_STATED EXERCISE_
What you return should match every record exactly, with the images removed.

_DATASET ROWS_
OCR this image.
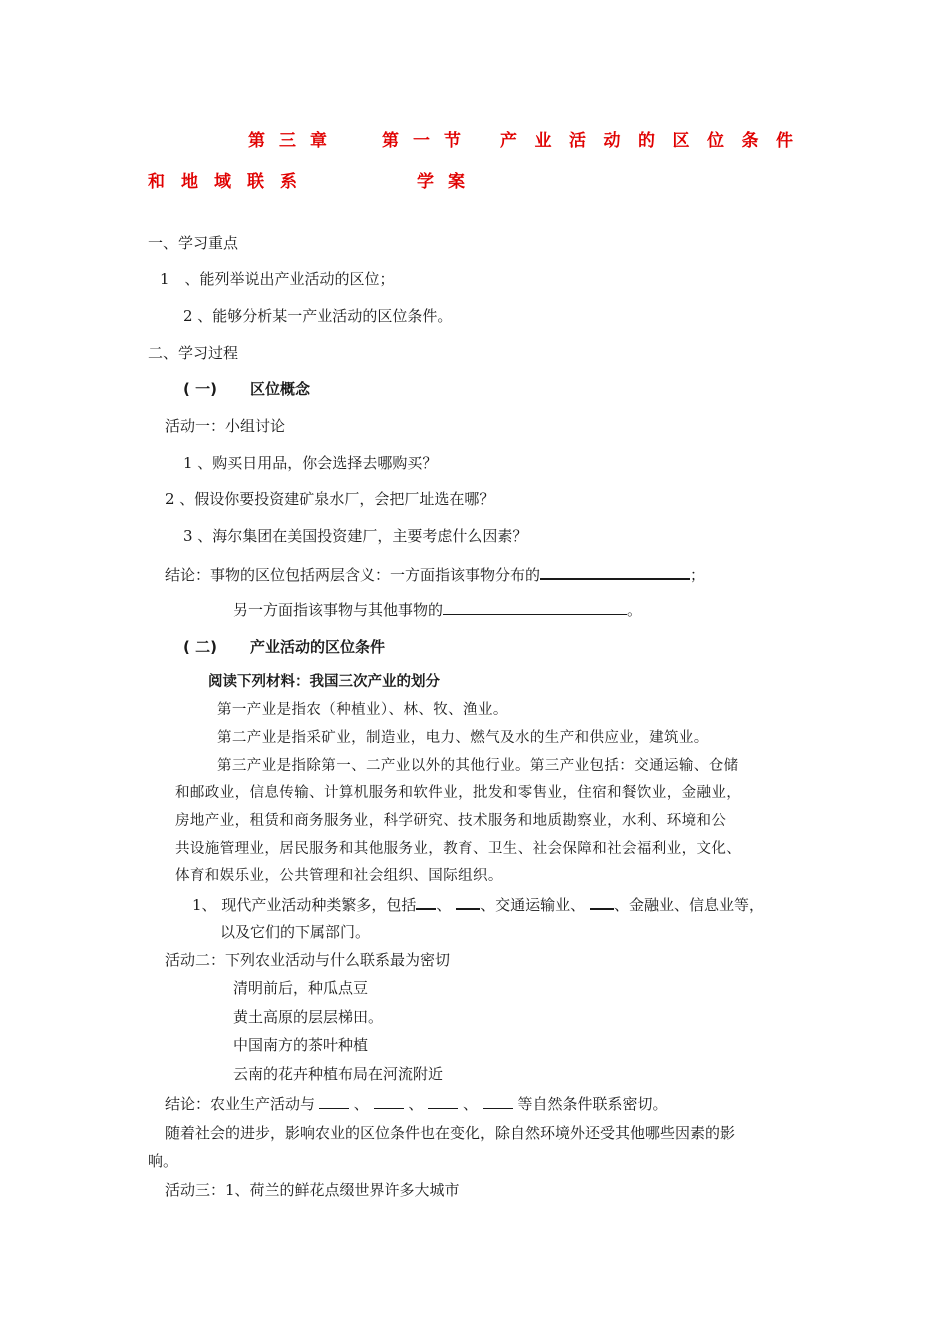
第三章 第一节 产业活动的区位条件
和地域联系	学案
一、学习重点
1　、能列举说出产业活动的区位；
2 、能够分析某一产业活动的区位条件。
二、学习过程
( 一) 区位概念
活动一：小组讨论
1 、购买日用品，你会选择去哪购买？
2 、假设你要投资建矿泉水厂，会把厂址选在哪？
3 、海尔集团在美国投资建厂，主要考虑什么因素？
结论：事物的区位包括两层含义：一方面指该事物分布的	；
另一方面指该事物与其他事物的	。
( 二) 产业活动的区位条件
阅读下列材料：我国三次产业的划分
第一产业是指农（种植业）、林、牧、渔业。
第二产业是指采矿业，制造业，电力、燃气及水的生产和供应业，建筑业。
第三产业是指除第一、二产业以外的其他行业。第三产业包括：交通运输、仓储
和邮政业，信息传输、计算机服务和软件业，批发和零售业，住宿和餐饮业，金融业，
房地产业，租赁和商务服务业，科学研究、技术服务和地质勘察业，水利、环境和公
共设施管理业，居民服务和其他服务业，教育、卫生、社会保障和社会福利业，文化、
体育和娱乐业，公共管理和社会组织、国际组织。
1、 现代产业活动种类繁多，包括 、 、交通运输业、 、金融业、信息业等，
以及它们的下属部门。
活动二：下列农业活动与什么联系最为密切
清明前后，种瓜点豆
黄土高原的层层梯田。
中国南方的茶叶种植
云南的花卉种植布局在河流附近
结论：农业生产活动与	、	、	、	等自然条件联系密切。
随着社会的进步，影响农业的区位条件也在变化，除自然环境外还受其他哪些因素的影
响。
活动三：1、荷兰的鲜花点缀世界许多大城市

_RESULT OF THIS EXERCISE_
OCR this image.
第三章 第一节 产业活动的区位条件
和地域联系	学案
一、学习重点
1　、能列举说出产业活动的区位；
2 、能够分析某一产业活动的区位条件。
二、学习过程
( 一) 区位概念
活动一：小组讨论
1 、购买日用品，你会选择去哪购买？
2 、假设你要投资建矿泉水厂，会把厂址选在哪？
3 、海尔集团在美国投资建厂，主要考虑什么因素？
结论：事物的区位包括两层含义：一方面指该事物分布的	；
另一方面指该事物与其他事物的	。
( 二) 产业活动的区位条件
阅读下列材料：我国三次产业的划分
第一产业是指农（种植业）、林、牧、渔业。
第二产业是指采矿业，制造业，电力、燃气及水的生产和供应业，建筑业。
第三产业是指除第一、二产业以外的其他行业。第三产业包括：交通运输、仓储
和邮政业，信息传输、计算机服务和软件业，批发和零售业，住宿和餐饮业，金融业，
房地产业，租赁和商务服务业，科学研究、技术服务和地质勘察业，水利、环境和公
共设施管理业，居民服务和其他服务业，教育、卫生、社会保障和社会福利业，文化、
体育和娱乐业，公共管理和社会组织、国际组织。
1、 现代产业活动种类繁多，包括 、 、交通运输业、 、金融业、信息业等，
以及它们的下属部门。
活动二：下列农业活动与什么联系最为密切
清明前后，种瓜点豆
黄土高原的层层梯田。
中国南方的茶叶种植
云南的花卉种植布局在河流附近
结论：农业生产活动与	、	、	、	等自然条件联系密切。
随着社会的进步，影响农业的区位条件也在变化，除自然环境外还受其他哪些因素的影
响。
活动三：1、荷兰的鲜花点缀世界许多大城市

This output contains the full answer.